## Dataset records:
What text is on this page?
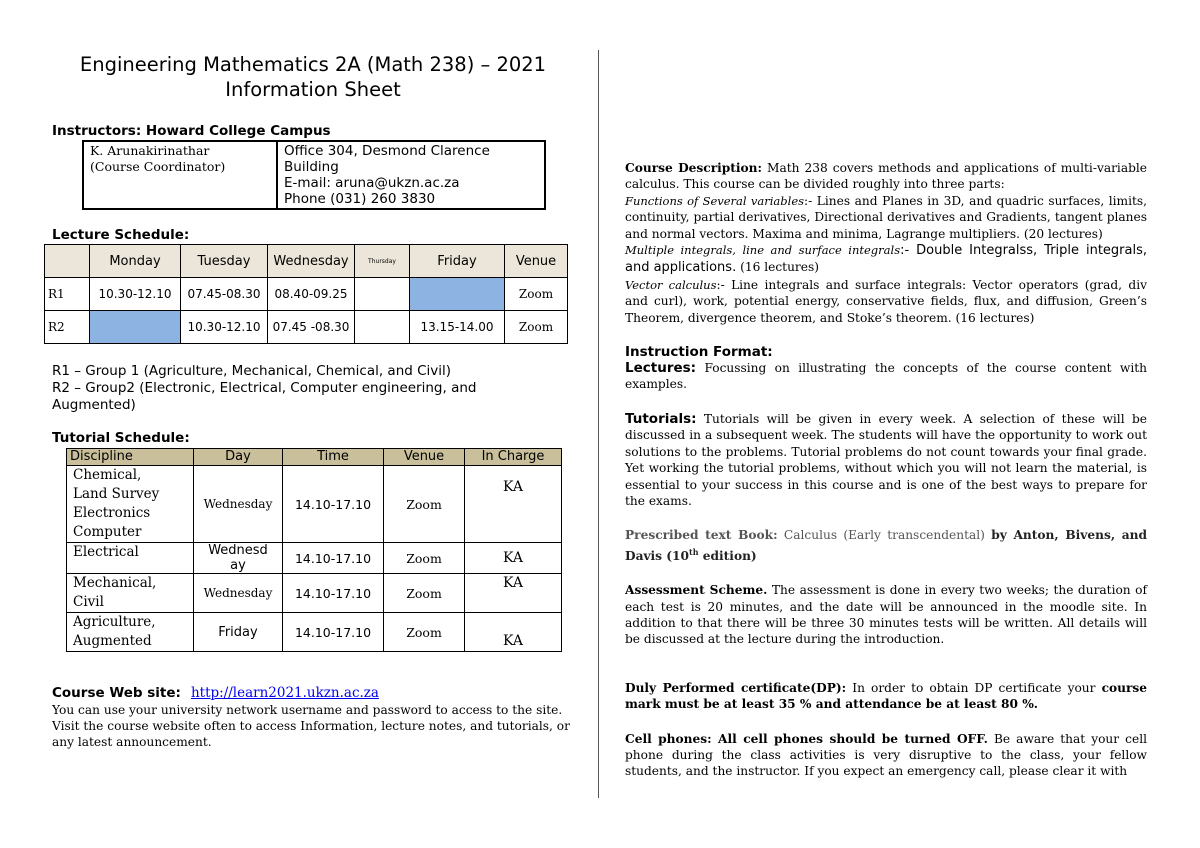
Engineering Mathematics 2A (Math 238) – 2021
Information Sheet
Instructors: Howard College Campus
K. Arunakirinathar
(Course Coordinator)

Office 304, Desmond Clarence
Building
E-mail: aruna@ukzn.ac.za
Phone (031) 260 3830
Lecture Schedule:
	Monday	Tuesday	Wednesday	Thursday	Friday	Venue
R1	10.30-12.10	07.45-08.30	08.40-09.25			Zoom
R2		10.30-12.10	07.45 -08.30		13.15-14.00	Zoom
R1 – Group 1 (Agriculture, Mechanical, Chemical, and Civil)
R2 – Group2 (Electronic, Electrical, Computer engineering, and
Augmented)
Tutorial Schedule:
Discipline	Day	Time	Venue	In Charge

Chemical,
Land Survey
Electronics
Computer	Wednesday	14.10-17.10	Zoom	KA

Electrical	Wednesday	14.10-17.10	Zoom	KA

Mechanical,
Civil	Wednesday	14.10-17.10	Zoom	KA

Agriculture,
Augmented	Friday	14.10-17.10	Zoom	KA
Course Web site: http://learn2021.ukzn.ac.za
You can use your university network username and password to access to the site. Visit the course website often to access Information, lecture notes, and tutorials, or any latest announcement.
Course Description: Math 238 covers methods and applications of multi-variable calculus. This course can be divided roughly into three parts:
Functions of Several variables:- Lines and Planes in 3D, and quadric surfaces, limits, continuity, partial derivatives, Directional derivatives and Gradients, tangent planes and normal vectors. Maxima and minima, Lagrange multipliers. (20 lectures)
Multiple integrals, line and surface integrals:- Double Integralss, Triple integrals, and applications. (16 lectures)
Vector calculus:- Line integrals and surface integrals: Vector operators (grad, div and curl), work, potential energy, conservative fields, flux, and diffusion, Green’s Theorem, divergence theorem, and Stoke’s theorem. (16 lectures)
Instruction Format:
Lectures: Focussing on illustrating the concepts of the course content with examples.
Tutorials: Tutorials will be given in every week. A selection of these will be discussed in a subsequent week. The students will have the opportunity to work out solutions to the problems. Tutorial problems do not count towards your final grade. Yet working the tutorial problems, without which you will not learn the material, is essential to your success in this course and is one of the best ways to prepare for the exams.
Prescribed text Book: Calculus (Early transcendental) by Anton, Bivens, and Davis (10th edition)
Assessment Scheme. The assessment is done in every two weeks; the duration of each test is 20 minutes, and the date will be announced in the moodle site. In addition to that there will be three 30 minutes tests will be written. All details will be discussed at the lecture during the introduction.
Duly Performed certificate(DP): In order to obtain DP certificate your course mark must be at least 35 % and attendance be at least 80 %.
Cell phones: All cell phones should be turned OFF. Be aware that your cell phone during the class activities is very disruptive to the class, your fellow students, and the instructor. If you expect an emergency call, please clear it with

## What you should do:
Take the entries shown above and quote them verbatim, passing over the pictures.

## Solution:
What text is on this page?
Engineering Mathematics 2A (Math 238) – 2021
Information Sheet
Instructors: Howard College Campus
K. Arunakirinathar
(Course Coordinator)

Office 304, Desmond Clarence
Building
E-mail: aruna@ukzn.ac.za
Phone (031) 260 3830
Lecture Schedule:
	Monday	Tuesday	Wednesday	Thursday	Friday	Venue
R1	10.30-12.10	07.45-08.30	08.40-09.25			Zoom
R2		10.30-12.10	07.45 -08.30		13.15-14.00	Zoom
R1 – Group 1 (Agriculture, Mechanical, Chemical, and Civil)
R2 – Group2 (Electronic, Electrical, Computer engineering, and
Augmented)
Tutorial Schedule:
Discipline	Day	Time	Venue	In Charge

Chemical,
Land Survey
Electronics
Computer	Wednesday	14.10-17.10	Zoom	KA

Electrical	Wednesday	14.10-17.10	Zoom	KA

Mechanical,
Civil	Wednesday	14.10-17.10	Zoom	KA

Agriculture,
Augmented	Friday	14.10-17.10	Zoom	KA
Course Web site: http://learn2021.ukzn.ac.za
You can use your university network username and password to access to the site. Visit the course website often to access Information, lecture notes, and tutorials, or any latest announcement.
Course Description: Math 238 covers methods and applications of multi-variable calculus. This course can be divided roughly into three parts:
Functions of Several variables:- Lines and Planes in 3D, and quadric surfaces, limits, continuity, partial derivatives, Directional derivatives and Gradients, tangent planes and normal vectors. Maxima and minima, Lagrange multipliers. (20 lectures)
Multiple integrals, line and surface integrals:- Double Integralss, Triple integrals, and applications. (16 lectures)
Vector calculus:- Line integrals and surface integrals: Vector operators (grad, div and curl), work, potential energy, conservative fields, flux, and diffusion, Green’s Theorem, divergence theorem, and Stoke’s theorem. (16 lectures)
Instruction Format:
Lectures: Focussing on illustrating the concepts of the course content with examples.
Tutorials: Tutorials will be given in every week. A selection of these will be discussed in a subsequent week. The students will have the opportunity to work out solutions to the problems. Tutorial problems do not count towards your final grade. Yet working the tutorial problems, without which you will not learn the material, is essential to your success in this course and is one of the best ways to prepare for the exams.
Prescribed text Book: Calculus (Early transcendental) by Anton, Bivens, and Davis (10th edition)
Assessment Scheme. The assessment is done in every two weeks; the duration of each test is 20 minutes, and the date will be announced in the moodle site. In addition to that there will be three 30 minutes tests will be written. All details will be discussed at the lecture during the introduction.
Duly Performed certificate(DP): In order to obtain DP certificate your course mark must be at least 35 % and attendance be at least 80 %.
Cell phones: All cell phones should be turned OFF. Be aware that your cell phone during the class activities is very disruptive to the class, your fellow students, and the instructor. If you expect an emergency call, please clear it with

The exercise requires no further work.